:: GOAL ::
Copy each line holding the string "parameters".

:: INPUT DATA ::
# # # # # # #
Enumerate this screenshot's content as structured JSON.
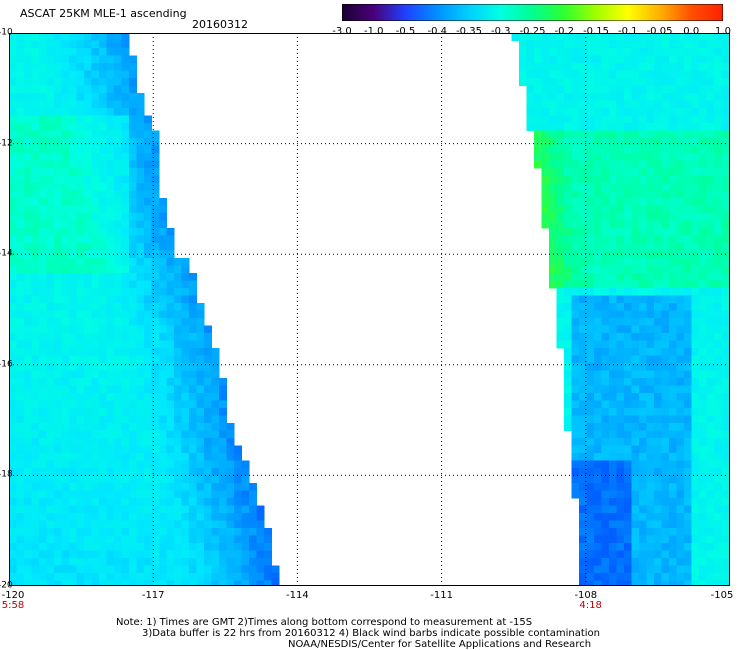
{
  "header": {
    "title": "ASCAT 25KM MLE-1 ascending",
    "date": "20160312"
  },
  "colorbar": {
    "labels": [
      "-3.0",
      "-1.0",
      "-0.5",
      "-0.4",
      "-0.35",
      "-0.3",
      "-0.25",
      "-0.2",
      "-0.15",
      "-0.1",
      "-0.05",
      "0.0",
      "1.0"
    ],
    "colors": [
      "#1a0030",
      "#4a007a",
      "#2040ff",
      "#0090ff",
      "#00d0ff",
      "#00ffe0",
      "#00ff90",
      "#30ff30",
      "#a0ff00",
      "#ffff00",
      "#ffb000",
      "#ff5000",
      "#ff2000"
    ]
  },
  "chart_data": {
    "type": "heatmap",
    "title": "ASCAT 25KM MLE-1 ascending",
    "date": "20160312",
    "xlim": [
      -120,
      -105
    ],
    "ylim": [
      -20,
      -10
    ],
    "lat_ticks": [
      "-10",
      "-12",
      "-14",
      "-16",
      "-18",
      "-20"
    ],
    "lon_ticks": [
      "-120",
      "-117",
      "-114",
      "-111",
      "-108",
      "-105"
    ],
    "lat_tick_values": [
      -10,
      -12,
      -14,
      -16,
      -18,
      -20
    ],
    "lon_tick_values": [
      -120,
      -117,
      -114,
      -111,
      -108,
      -105
    ],
    "swaths": [
      {
        "name": "west",
        "time": "5:58",
        "time_lon": -120,
        "value_range": [
          -0.4,
          -0.2
        ],
        "east_edge": [
          [
            -10.0,
            -117.6
          ],
          [
            -10.4,
            -117.4
          ],
          [
            -11.0,
            -117.3
          ],
          [
            -11.7,
            -117.0
          ],
          [
            -12.0,
            -116.9
          ],
          [
            -13.0,
            -116.8
          ],
          [
            -14.0,
            -116.5
          ],
          [
            -14.2,
            -116.2
          ],
          [
            -15.0,
            -116.0
          ],
          [
            -15.5,
            -115.8
          ],
          [
            -16.0,
            -115.6
          ],
          [
            -17.0,
            -115.4
          ],
          [
            -17.5,
            -115.2
          ],
          [
            -18.0,
            -115.0
          ],
          [
            -18.5,
            -114.8
          ],
          [
            -19.0,
            -114.6
          ],
          [
            -19.6,
            -114.5
          ],
          [
            -20.0,
            -114.3
          ]
        ]
      },
      {
        "name": "east",
        "time": "4:18",
        "time_lon": -107.9,
        "value_range": [
          -0.4,
          -0.15
        ],
        "west_edge": [
          [
            -10.0,
            -109.5
          ],
          [
            -10.6,
            -109.4
          ],
          [
            -11.0,
            -109.3
          ],
          [
            -11.5,
            -109.2
          ],
          [
            -12.0,
            -109.1
          ],
          [
            -12.5,
            -109.0
          ],
          [
            -13.0,
            -108.9
          ],
          [
            -14.0,
            -108.8
          ],
          [
            -14.5,
            -108.7
          ],
          [
            -15.0,
            -108.6
          ],
          [
            -16.0,
            -108.5
          ],
          [
            -17.0,
            -108.4
          ],
          [
            -17.5,
            -108.3
          ],
          [
            -18.0,
            -108.3
          ],
          [
            -18.5,
            -108.2
          ],
          [
            -19.0,
            -108.2
          ],
          [
            -20.0,
            -108.1
          ]
        ]
      }
    ]
  },
  "notes": {
    "line1": "Note: 1) Times are GMT 2)Times along bottom correspond to measurement at -15S",
    "line2": "3)Data buffer is 22 hrs from 20160312 4) Black wind barbs indicate possible contamination",
    "credit": "NOAA/NESDIS/Center for Satellite Applications and Research"
  }
}
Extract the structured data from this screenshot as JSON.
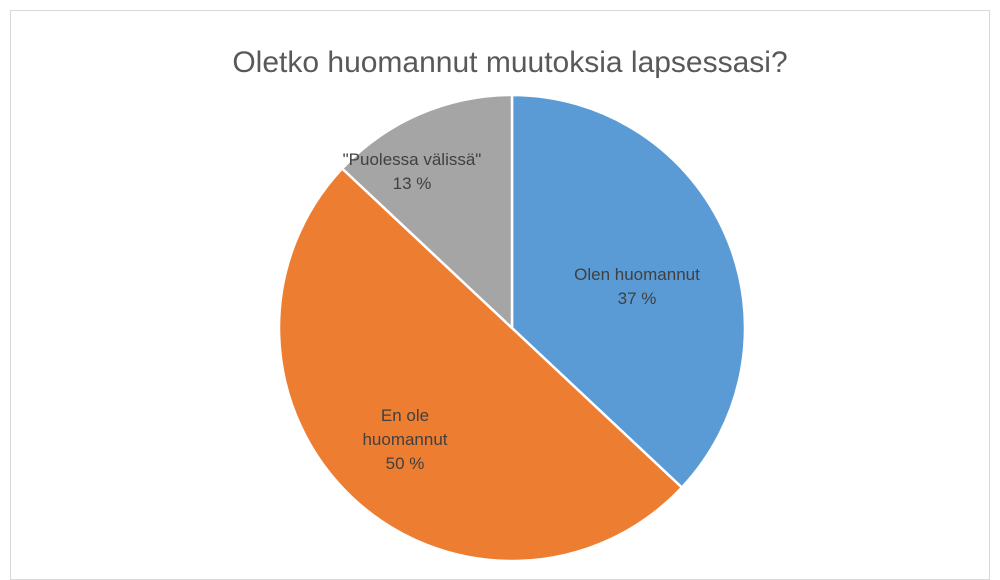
{
  "chart_data": {
    "type": "pie",
    "title": "Oletko huomannut muutoksia lapsessasi?",
    "categories": [
      "Olen huomannut",
      "En ole huomannut",
      "\"Puolessa välissä\""
    ],
    "values": [
      37,
      50,
      13
    ],
    "value_labels": [
      "37 %",
      "50 %",
      "13 %"
    ],
    "colors": [
      "#5b9bd5",
      "#ed7d31",
      "#a5a5a5"
    ]
  }
}
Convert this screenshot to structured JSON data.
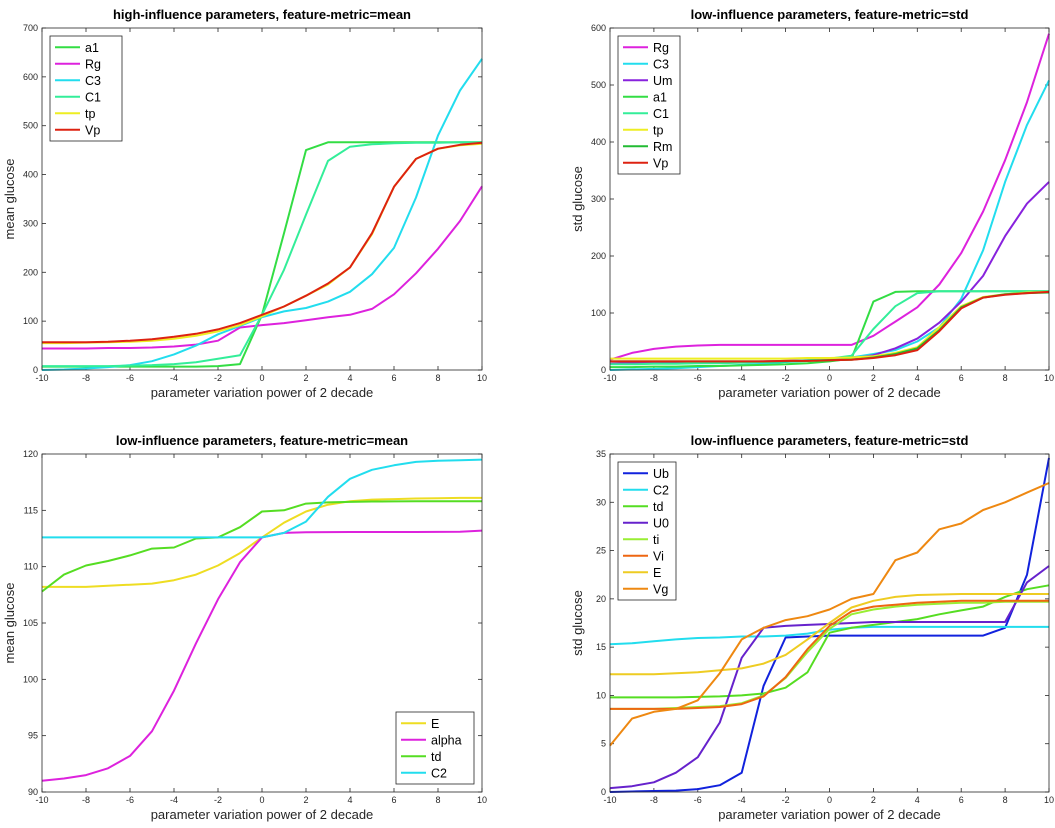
{
  "chart_data": [
    {
      "type": "line",
      "title": "high-influence parameters, feature-metric=mean",
      "xlabel": "parameter variation power of 2 decade",
      "ylabel": "mean glucose",
      "x": [
        -10,
        -9,
        -8,
        -7,
        -6,
        -5,
        -4,
        -3,
        -2,
        -1,
        0,
        1,
        2,
        3,
        4,
        5,
        6,
        7,
        8,
        9,
        10
      ],
      "xlim": [
        -10,
        10
      ],
      "ylim": [
        0,
        700
      ],
      "xticks": [
        "-10",
        "-8",
        "-6",
        "-4",
        "-2",
        "0",
        "2",
        "4",
        "6",
        "8",
        "10"
      ],
      "yticks": [
        "0",
        "100",
        "200",
        "300",
        "400",
        "500",
        "600",
        "700"
      ],
      "legend_position": "top-left",
      "series": [
        {
          "name": "a1",
          "color": "#33dd44",
          "values": [
            7,
            7,
            7,
            7,
            7,
            7,
            7,
            7,
            8,
            12,
            113,
            280,
            450,
            466,
            466,
            466,
            466,
            466,
            466,
            466,
            466
          ]
        },
        {
          "name": "Rg",
          "color": "#dd22dd",
          "values": [
            44,
            44,
            44,
            45,
            45,
            46,
            48,
            52,
            60,
            87,
            92,
            96,
            102,
            108,
            113,
            125,
            155,
            198,
            248,
            305,
            376
          ]
        },
        {
          "name": "C3",
          "color": "#22ddee",
          "values": [
            0,
            1,
            3,
            6,
            10,
            18,
            32,
            50,
            73,
            90,
            108,
            120,
            127,
            140,
            160,
            196,
            250,
            353,
            480,
            572,
            637
          ]
        },
        {
          "name": "C1",
          "color": "#33ee99",
          "values": [
            8,
            8,
            8,
            8,
            9,
            10,
            12,
            16,
            23,
            30,
            113,
            205,
            318,
            428,
            457,
            462,
            464,
            465,
            465,
            466,
            466
          ]
        },
        {
          "name": "tp",
          "color": "#eeee22",
          "values": [
            55,
            55,
            56,
            57,
            58,
            60,
            64,
            70,
            79,
            92,
            110,
            130,
            152,
            175,
            210,
            278,
            375,
            432,
            453,
            460,
            463
          ]
        },
        {
          "name": "Vp",
          "color": "#dd2211",
          "values": [
            57,
            57,
            57,
            58,
            60,
            63,
            68,
            74,
            83,
            96,
            113,
            130,
            152,
            177,
            210,
            280,
            375,
            432,
            453,
            461,
            465
          ]
        }
      ]
    },
    {
      "type": "line",
      "title": "low-influence parameters, feature-metric=std",
      "xlabel": "parameter variation power of 2 decade",
      "ylabel": "std glucose",
      "x": [
        -10,
        -9,
        -8,
        -7,
        -6,
        -5,
        -4,
        -3,
        -2,
        -1,
        0,
        1,
        2,
        3,
        4,
        5,
        6,
        7,
        8,
        9,
        10
      ],
      "xlim": [
        -10,
        10
      ],
      "ylim": [
        0,
        600
      ],
      "xticks": [
        "-10",
        "-8",
        "-6",
        "-4",
        "-2",
        "0",
        "2",
        "4",
        "6",
        "8",
        "10"
      ],
      "yticks": [
        "0",
        "100",
        "200",
        "300",
        "400",
        "500",
        "600"
      ],
      "legend_position": "top-left",
      "series": [
        {
          "name": "Rg",
          "color": "#dd22dd",
          "values": [
            18,
            30,
            37,
            41,
            43,
            44,
            44,
            44,
            44,
            44,
            44,
            44,
            60,
            85,
            110,
            150,
            205,
            278,
            368,
            470,
            590
          ]
        },
        {
          "name": "C3",
          "color": "#22ddee",
          "values": [
            0,
            1,
            2,
            3,
            5,
            7,
            9,
            11,
            14,
            16,
            20,
            22,
            28,
            35,
            50,
            75,
            125,
            210,
            330,
            430,
            508
          ]
        },
        {
          "name": "Um",
          "color": "#8822dd",
          "values": [
            11,
            12,
            12,
            13,
            13,
            14,
            14,
            15,
            16,
            17,
            18,
            20,
            26,
            38,
            55,
            83,
            120,
            165,
            235,
            292,
            330
          ]
        },
        {
          "name": "a1",
          "color": "#33dd44",
          "values": [
            5,
            5,
            6,
            6,
            7,
            7,
            8,
            9,
            10,
            12,
            15,
            20,
            120,
            137,
            138,
            138,
            138,
            138,
            138,
            138,
            138
          ]
        },
        {
          "name": "C1",
          "color": "#33ee99",
          "values": [
            10,
            10,
            11,
            11,
            12,
            12,
            13,
            14,
            15,
            17,
            20,
            25,
            72,
            112,
            135,
            138,
            138,
            138,
            138,
            138,
            138
          ]
        },
        {
          "name": "tp",
          "color": "#eeee22",
          "values": [
            20,
            20,
            20,
            20,
            20,
            20,
            20,
            20,
            20,
            21,
            21,
            22,
            24,
            30,
            40,
            75,
            112,
            128,
            133,
            136,
            137
          ]
        },
        {
          "name": "Rm",
          "color": "#22bb33",
          "values": [
            15,
            15,
            15,
            15,
            15,
            15,
            15,
            15,
            15,
            16,
            17,
            18,
            22,
            28,
            38,
            70,
            110,
            127,
            133,
            135,
            136
          ]
        },
        {
          "name": "Vp",
          "color": "#dd2211",
          "values": [
            15,
            15,
            15,
            15,
            15,
            15,
            15,
            15,
            16,
            16,
            17,
            18,
            21,
            26,
            35,
            68,
            108,
            127,
            132,
            135,
            137
          ]
        }
      ]
    },
    {
      "type": "line",
      "title": "low-influence parameters, feature-metric=mean",
      "xlabel": "parameter variation power of 2 decade",
      "ylabel": "mean glucose",
      "x": [
        -10,
        -9,
        -8,
        -7,
        -6,
        -5,
        -4,
        -3,
        -2,
        -1,
        0,
        1,
        2,
        3,
        4,
        5,
        6,
        7,
        8,
        9,
        10
      ],
      "xlim": [
        -10,
        10
      ],
      "ylim": [
        90,
        120
      ],
      "xticks": [
        "-10",
        "-8",
        "-6",
        "-4",
        "-2",
        "0",
        "2",
        "4",
        "6",
        "8",
        "10"
      ],
      "yticks": [
        "90",
        "95",
        "100",
        "105",
        "110",
        "115",
        "120"
      ],
      "legend_position": "bottom-right",
      "series": [
        {
          "name": "E",
          "color": "#eedd22",
          "values": [
            108.2,
            108.2,
            108.2,
            108.3,
            108.4,
            108.5,
            108.8,
            109.3,
            110.1,
            111.2,
            112.6,
            113.9,
            114.9,
            115.5,
            115.8,
            115.95,
            116.0,
            116.05,
            116.08,
            116.1,
            116.1
          ]
        },
        {
          "name": "alpha",
          "color": "#dd22dd",
          "values": [
            91.0,
            91.2,
            91.5,
            92.1,
            93.2,
            95.4,
            99.0,
            103.2,
            107.1,
            110.4,
            112.6,
            113.0,
            113.05,
            113.07,
            113.08,
            113.08,
            113.08,
            113.08,
            113.09,
            113.1,
            113.2
          ]
        },
        {
          "name": "td",
          "color": "#55dd22",
          "values": [
            107.8,
            109.3,
            110.1,
            110.5,
            111.0,
            111.6,
            111.7,
            112.5,
            112.6,
            113.5,
            114.9,
            115.0,
            115.6,
            115.7,
            115.75,
            115.78,
            115.79,
            115.8,
            115.8,
            115.8,
            115.8
          ]
        },
        {
          "name": "C2",
          "color": "#22ddee",
          "values": [
            112.6,
            112.6,
            112.6,
            112.6,
            112.6,
            112.6,
            112.6,
            112.6,
            112.6,
            112.6,
            112.6,
            113.0,
            114.0,
            116.2,
            117.8,
            118.6,
            119.0,
            119.3,
            119.4,
            119.45,
            119.5
          ]
        }
      ]
    },
    {
      "type": "line",
      "title": "low-influence parameters, feature-metric=std",
      "xlabel": "parameter variation power of 2 decade",
      "ylabel": "std glucose",
      "x": [
        -10,
        -9,
        -8,
        -7,
        -6,
        -5,
        -4,
        -3,
        -2,
        -1,
        0,
        1,
        2,
        3,
        4,
        5,
        6,
        7,
        8,
        9,
        10
      ],
      "xlim": [
        -10,
        10
      ],
      "ylim": [
        0,
        35
      ],
      "xticks": [
        "-10",
        "-8",
        "-6",
        "-4",
        "-2",
        "0",
        "2",
        "4",
        "6",
        "8",
        "10"
      ],
      "yticks": [
        "0",
        "5",
        "10",
        "15",
        "20",
        "25",
        "30",
        "35"
      ],
      "legend_position": "top-left",
      "series": [
        {
          "name": "Ub",
          "color": "#1122dd",
          "values": [
            0.0,
            0.05,
            0.1,
            0.15,
            0.3,
            0.7,
            2.0,
            11.0,
            16.0,
            16.1,
            16.2,
            16.2,
            16.2,
            16.2,
            16.2,
            16.2,
            16.2,
            16.2,
            17.0,
            22.5,
            34.6
          ]
        },
        {
          "name": "C2",
          "color": "#22ddee",
          "values": [
            15.3,
            15.4,
            15.6,
            15.8,
            15.95,
            16.0,
            16.1,
            16.1,
            16.2,
            16.4,
            16.8,
            17.0,
            17.1,
            17.1,
            17.1,
            17.1,
            17.1,
            17.1,
            17.1,
            17.1,
            17.1
          ]
        },
        {
          "name": "td",
          "color": "#55dd22",
          "values": [
            9.8,
            9.8,
            9.8,
            9.8,
            9.85,
            9.9,
            10.0,
            10.2,
            10.8,
            12.4,
            16.5,
            17.0,
            17.3,
            17.6,
            17.9,
            18.4,
            18.8,
            19.2,
            20.2,
            21.0,
            21.4
          ]
        },
        {
          "name": "U0",
          "color": "#6622cc",
          "values": [
            0.4,
            0.6,
            1.0,
            2.0,
            3.6,
            7.2,
            13.9,
            17.0,
            17.2,
            17.3,
            17.4,
            17.5,
            17.6,
            17.6,
            17.6,
            17.6,
            17.6,
            17.6,
            17.6,
            21.7,
            23.4
          ]
        },
        {
          "name": "ti",
          "color": "#99ee33",
          "values": [
            8.6,
            8.6,
            8.6,
            8.7,
            8.8,
            8.9,
            9.2,
            10.0,
            11.8,
            14.5,
            16.9,
            18.4,
            18.9,
            19.2,
            19.4,
            19.5,
            19.6,
            19.6,
            19.7,
            19.7,
            19.7
          ]
        },
        {
          "name": "Vi",
          "color": "#ee6611",
          "values": [
            8.6,
            8.6,
            8.6,
            8.6,
            8.7,
            8.8,
            9.1,
            9.9,
            11.9,
            14.8,
            17.2,
            18.7,
            19.2,
            19.4,
            19.6,
            19.7,
            19.8,
            19.8,
            19.8,
            19.8,
            19.8
          ]
        },
        {
          "name": "E",
          "color": "#eecc22",
          "values": [
            12.2,
            12.2,
            12.2,
            12.3,
            12.4,
            12.6,
            12.8,
            13.3,
            14.2,
            15.8,
            17.5,
            19.1,
            19.8,
            20.2,
            20.4,
            20.45,
            20.5,
            20.5,
            20.5,
            20.5,
            20.5
          ]
        },
        {
          "name": "Vg",
          "color": "#ee8811",
          "values": [
            4.8,
            7.6,
            8.3,
            8.6,
            9.5,
            12.3,
            15.8,
            17.0,
            17.8,
            18.2,
            18.9,
            20.0,
            20.5,
            24.0,
            24.8,
            27.2,
            27.8,
            29.2,
            30.0,
            31.0,
            32.0
          ]
        }
      ]
    }
  ]
}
# # # # # # #
:: CORRECT ANSWER ::
      "title": "high-influence parameters, feature-metric=mean",
      "title": "low-influence parameters, feature-metric=std",
      "title": "low-influence parameters, feature-metric=mean",
      "title": "low-influence parameters, feature-metric=std",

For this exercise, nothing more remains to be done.